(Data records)
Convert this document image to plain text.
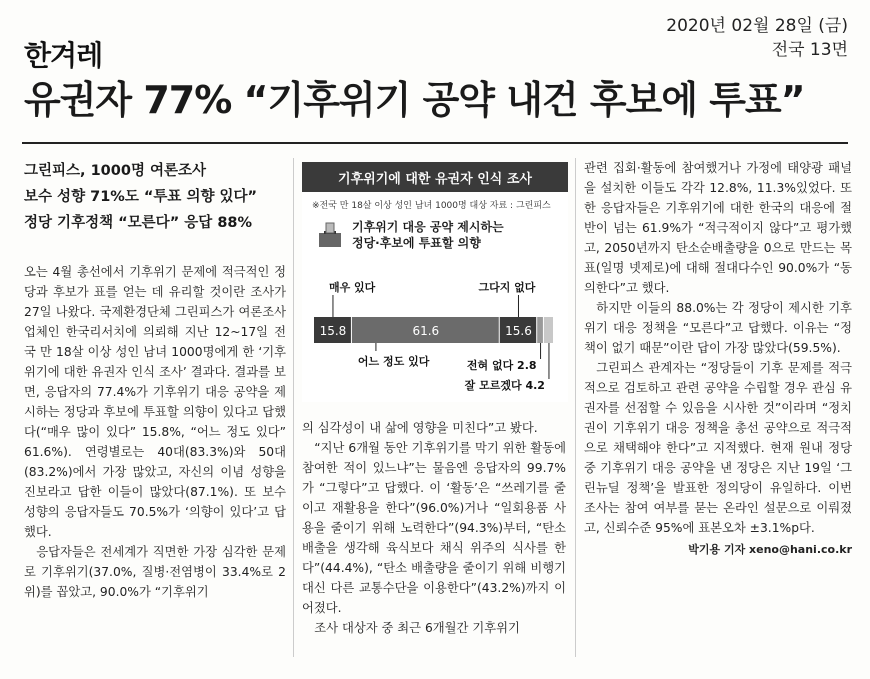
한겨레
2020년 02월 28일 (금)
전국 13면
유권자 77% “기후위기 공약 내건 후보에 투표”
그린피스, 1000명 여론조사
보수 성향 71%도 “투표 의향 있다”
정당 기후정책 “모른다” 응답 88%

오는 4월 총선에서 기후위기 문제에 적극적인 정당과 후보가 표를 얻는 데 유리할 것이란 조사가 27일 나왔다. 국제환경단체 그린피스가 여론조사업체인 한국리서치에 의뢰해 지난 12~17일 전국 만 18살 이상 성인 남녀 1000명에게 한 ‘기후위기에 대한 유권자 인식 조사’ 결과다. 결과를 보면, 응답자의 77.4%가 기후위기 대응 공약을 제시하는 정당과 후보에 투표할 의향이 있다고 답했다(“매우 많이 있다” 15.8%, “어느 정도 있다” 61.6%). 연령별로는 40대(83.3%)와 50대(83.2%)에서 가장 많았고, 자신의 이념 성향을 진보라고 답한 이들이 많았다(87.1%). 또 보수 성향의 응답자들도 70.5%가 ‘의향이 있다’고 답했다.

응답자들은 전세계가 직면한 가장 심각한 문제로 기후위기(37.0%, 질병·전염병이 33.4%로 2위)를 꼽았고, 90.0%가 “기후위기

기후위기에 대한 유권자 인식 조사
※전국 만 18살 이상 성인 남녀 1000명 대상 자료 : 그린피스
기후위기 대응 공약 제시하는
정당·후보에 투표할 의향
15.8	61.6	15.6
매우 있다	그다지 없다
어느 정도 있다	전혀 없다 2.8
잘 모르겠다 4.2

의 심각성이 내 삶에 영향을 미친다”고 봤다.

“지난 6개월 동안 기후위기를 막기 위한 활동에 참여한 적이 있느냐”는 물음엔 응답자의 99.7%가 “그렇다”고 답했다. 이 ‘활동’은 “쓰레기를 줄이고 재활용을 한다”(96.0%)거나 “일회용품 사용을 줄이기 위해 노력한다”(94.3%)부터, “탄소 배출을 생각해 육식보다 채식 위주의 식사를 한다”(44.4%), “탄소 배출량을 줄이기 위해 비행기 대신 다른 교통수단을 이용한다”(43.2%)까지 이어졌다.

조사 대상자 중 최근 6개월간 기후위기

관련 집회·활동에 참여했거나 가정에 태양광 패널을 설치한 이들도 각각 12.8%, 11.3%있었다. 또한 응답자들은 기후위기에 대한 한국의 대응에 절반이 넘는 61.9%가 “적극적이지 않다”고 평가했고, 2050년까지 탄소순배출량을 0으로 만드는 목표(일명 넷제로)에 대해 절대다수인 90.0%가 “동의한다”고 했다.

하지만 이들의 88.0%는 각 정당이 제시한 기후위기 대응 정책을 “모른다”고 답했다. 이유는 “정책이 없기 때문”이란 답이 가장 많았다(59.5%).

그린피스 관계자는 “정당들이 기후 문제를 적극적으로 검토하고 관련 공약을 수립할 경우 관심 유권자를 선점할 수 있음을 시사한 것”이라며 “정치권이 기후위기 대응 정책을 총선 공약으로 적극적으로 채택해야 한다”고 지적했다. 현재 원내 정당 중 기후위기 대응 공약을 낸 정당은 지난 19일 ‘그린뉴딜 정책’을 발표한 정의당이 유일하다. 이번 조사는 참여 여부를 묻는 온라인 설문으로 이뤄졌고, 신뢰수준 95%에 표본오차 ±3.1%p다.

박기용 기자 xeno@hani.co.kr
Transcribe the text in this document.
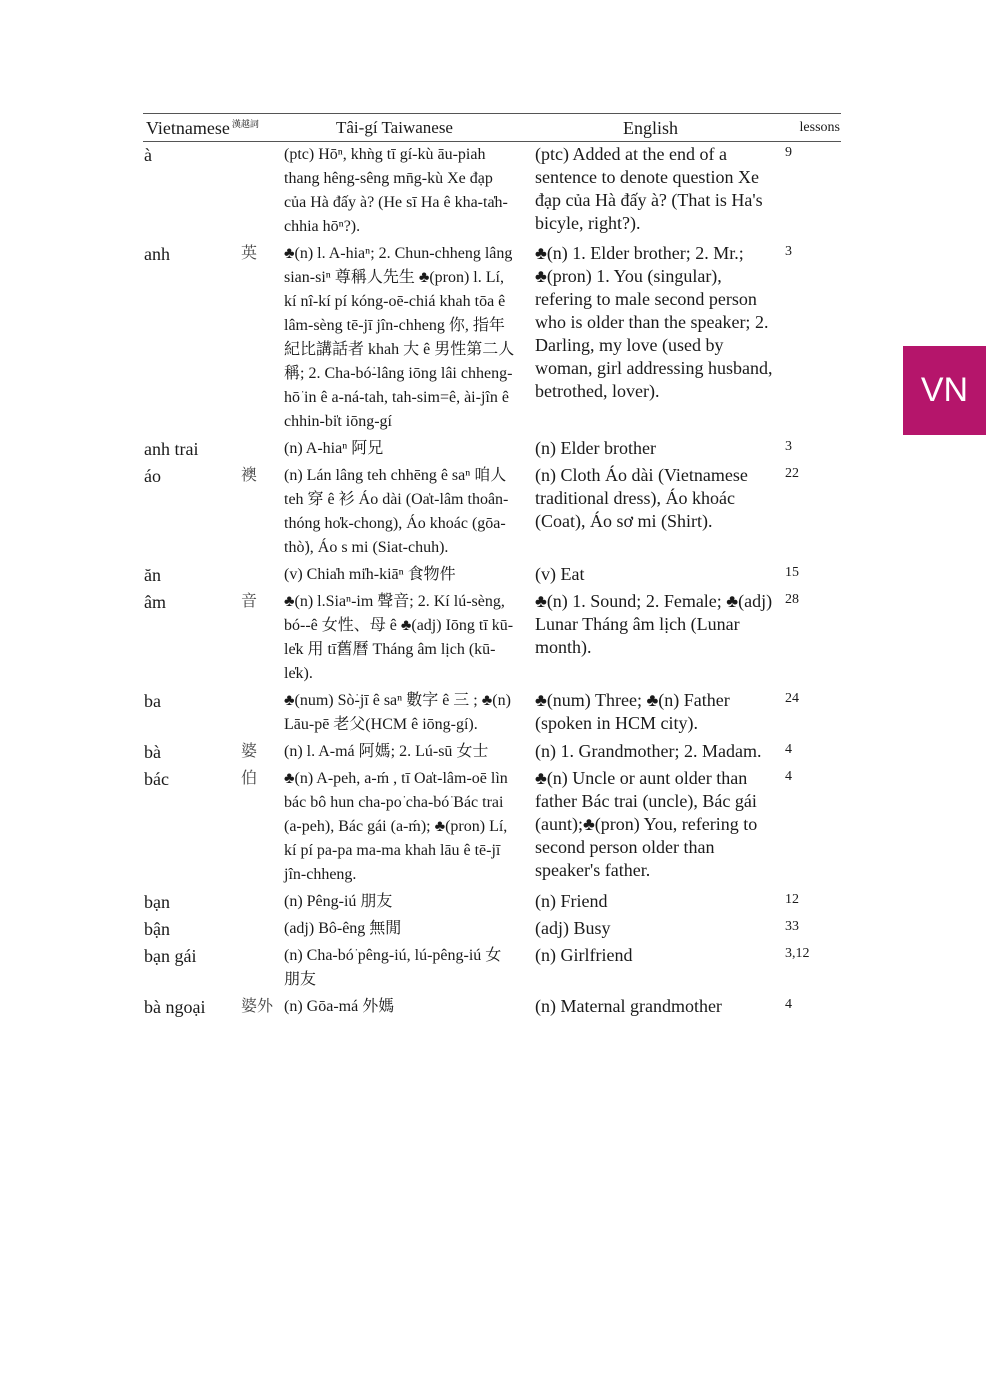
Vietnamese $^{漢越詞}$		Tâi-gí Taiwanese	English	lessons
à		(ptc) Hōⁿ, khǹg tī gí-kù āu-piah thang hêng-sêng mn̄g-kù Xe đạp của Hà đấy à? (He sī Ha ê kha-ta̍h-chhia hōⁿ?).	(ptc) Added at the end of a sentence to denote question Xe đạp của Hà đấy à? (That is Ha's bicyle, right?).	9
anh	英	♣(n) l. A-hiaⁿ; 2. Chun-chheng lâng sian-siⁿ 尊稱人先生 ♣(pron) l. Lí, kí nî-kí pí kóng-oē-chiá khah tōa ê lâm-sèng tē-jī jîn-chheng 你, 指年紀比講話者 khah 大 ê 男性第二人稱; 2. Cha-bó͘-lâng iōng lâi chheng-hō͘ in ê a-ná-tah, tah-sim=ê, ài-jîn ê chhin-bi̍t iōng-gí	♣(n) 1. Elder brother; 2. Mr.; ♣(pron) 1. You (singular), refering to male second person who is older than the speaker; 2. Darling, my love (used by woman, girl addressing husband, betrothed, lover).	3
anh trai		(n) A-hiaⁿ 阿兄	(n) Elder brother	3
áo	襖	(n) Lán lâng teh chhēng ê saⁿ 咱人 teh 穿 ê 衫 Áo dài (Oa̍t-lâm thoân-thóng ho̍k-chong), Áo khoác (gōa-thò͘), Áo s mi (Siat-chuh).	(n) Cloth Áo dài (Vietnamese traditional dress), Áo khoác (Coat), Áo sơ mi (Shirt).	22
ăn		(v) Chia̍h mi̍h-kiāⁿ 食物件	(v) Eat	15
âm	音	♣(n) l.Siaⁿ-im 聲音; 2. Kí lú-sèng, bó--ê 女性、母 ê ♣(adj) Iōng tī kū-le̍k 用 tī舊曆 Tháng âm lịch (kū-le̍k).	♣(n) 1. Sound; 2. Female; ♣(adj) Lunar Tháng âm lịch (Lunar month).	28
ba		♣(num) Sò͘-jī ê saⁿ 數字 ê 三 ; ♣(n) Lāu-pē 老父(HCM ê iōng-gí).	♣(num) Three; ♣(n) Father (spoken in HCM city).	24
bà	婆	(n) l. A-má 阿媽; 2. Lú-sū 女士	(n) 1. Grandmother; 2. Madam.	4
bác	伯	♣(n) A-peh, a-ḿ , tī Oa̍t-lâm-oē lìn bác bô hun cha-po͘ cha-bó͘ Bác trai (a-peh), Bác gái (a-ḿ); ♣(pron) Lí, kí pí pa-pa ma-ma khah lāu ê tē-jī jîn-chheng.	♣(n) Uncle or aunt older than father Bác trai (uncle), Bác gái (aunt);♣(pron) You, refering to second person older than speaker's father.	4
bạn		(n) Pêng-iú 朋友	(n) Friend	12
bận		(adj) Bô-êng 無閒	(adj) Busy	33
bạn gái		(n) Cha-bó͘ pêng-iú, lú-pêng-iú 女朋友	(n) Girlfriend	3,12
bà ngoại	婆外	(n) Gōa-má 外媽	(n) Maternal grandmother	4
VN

---

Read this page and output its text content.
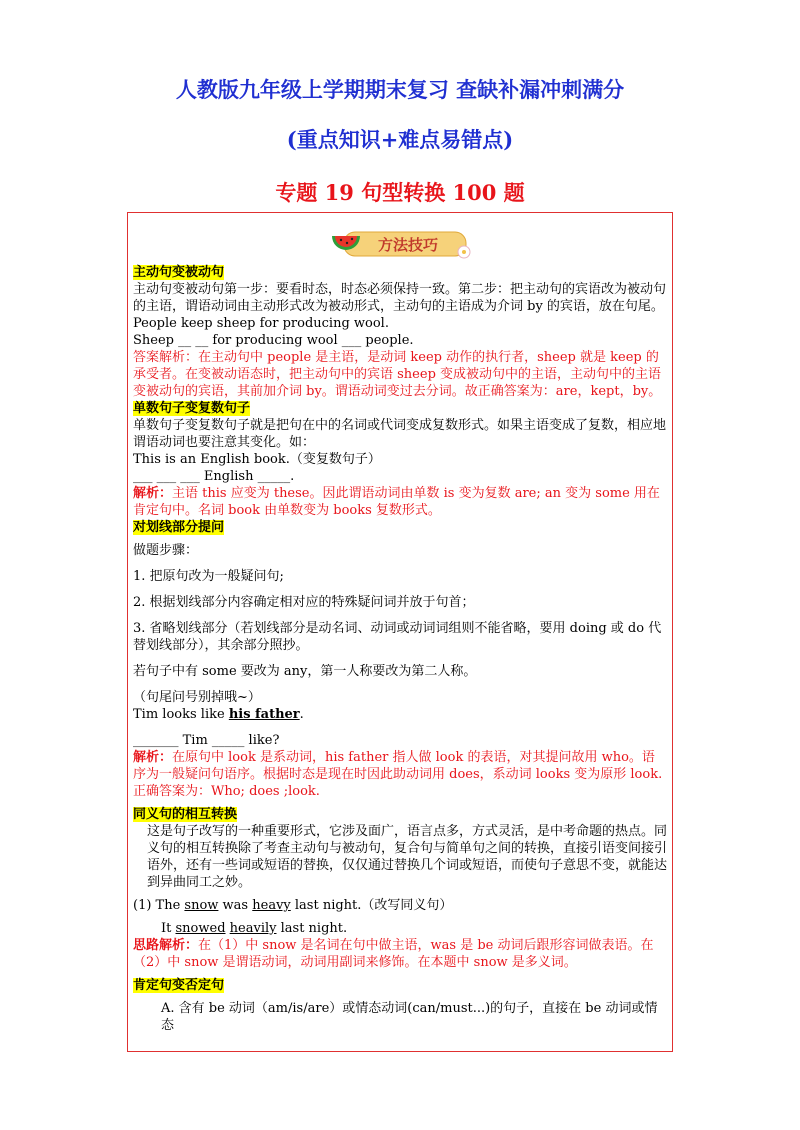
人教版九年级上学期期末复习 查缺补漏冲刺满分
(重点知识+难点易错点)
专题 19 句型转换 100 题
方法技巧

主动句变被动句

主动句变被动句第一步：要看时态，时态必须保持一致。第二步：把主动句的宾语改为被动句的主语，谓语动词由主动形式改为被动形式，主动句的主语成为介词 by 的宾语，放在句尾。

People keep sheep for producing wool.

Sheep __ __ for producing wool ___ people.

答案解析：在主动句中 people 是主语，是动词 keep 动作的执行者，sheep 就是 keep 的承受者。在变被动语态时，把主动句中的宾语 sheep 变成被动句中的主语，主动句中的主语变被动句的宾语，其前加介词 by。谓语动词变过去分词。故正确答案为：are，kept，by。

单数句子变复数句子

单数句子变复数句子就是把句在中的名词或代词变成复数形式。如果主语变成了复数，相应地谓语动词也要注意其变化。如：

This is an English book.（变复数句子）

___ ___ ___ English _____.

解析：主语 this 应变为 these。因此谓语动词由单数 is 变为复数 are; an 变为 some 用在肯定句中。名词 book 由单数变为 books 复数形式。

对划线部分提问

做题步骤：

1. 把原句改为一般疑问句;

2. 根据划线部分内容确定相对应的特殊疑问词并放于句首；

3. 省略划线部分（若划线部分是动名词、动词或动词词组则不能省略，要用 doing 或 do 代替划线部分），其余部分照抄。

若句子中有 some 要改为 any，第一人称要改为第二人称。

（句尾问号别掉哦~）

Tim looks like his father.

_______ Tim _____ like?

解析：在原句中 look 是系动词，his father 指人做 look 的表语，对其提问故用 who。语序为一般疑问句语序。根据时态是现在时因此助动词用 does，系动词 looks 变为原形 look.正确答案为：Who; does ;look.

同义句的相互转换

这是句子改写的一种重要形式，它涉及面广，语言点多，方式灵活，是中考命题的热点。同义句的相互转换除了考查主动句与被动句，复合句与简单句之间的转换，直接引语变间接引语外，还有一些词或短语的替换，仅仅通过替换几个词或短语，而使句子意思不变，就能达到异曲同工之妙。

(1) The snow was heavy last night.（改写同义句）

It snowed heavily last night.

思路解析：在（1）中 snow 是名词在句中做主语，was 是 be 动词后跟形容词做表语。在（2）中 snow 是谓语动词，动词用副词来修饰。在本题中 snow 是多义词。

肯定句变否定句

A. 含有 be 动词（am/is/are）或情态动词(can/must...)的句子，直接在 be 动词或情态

» **Your goal**
Go through the material and select each line with the string "khah" in it.

» **Response to this exercise**
anh	英	♣(n) l. A-hiaⁿ; 2. Chun-chheng lâng sian-siⁿ 尊稱人先生 ♣(pron) l. Lí, kí nî-kí pí kóng-oē-chiá khah tōa ê lâm-sèng tē-jī jîn-chheng 你, 指年紀比講話者 khah 大 ê 男性第二人稱; 2. Cha-bó͘-lâng iōng lâi chheng-hō͘ in ê a-ná-tah, tah-sim=ê, ài-jîn ê chhin-bi̍t iōng-gí	♣(n) 1. Elder brother; 2. Mr.; ♣(pron) 1. You (singular), refering to male second person who is older than the speaker; 2. Darling, my love (used by woman, girl addressing husband, betrothed, lover).	3
bác	伯	♣(n) A-peh, a-ḿ , tī Oa̍t-lâm-oē lìn bác bô hun cha-po͘ cha-bó͘ Bác trai (a-peh), Bác gái (a-ḿ); ♣(pron) Lí, kí pí pa-pa ma-ma khah lāu ê tē-jī jîn-chheng.	♣(n) Uncle or aunt older than father Bác trai (uncle), Bác gái (aunt);♣(pron) You, refering to second person older than speaker's father.	4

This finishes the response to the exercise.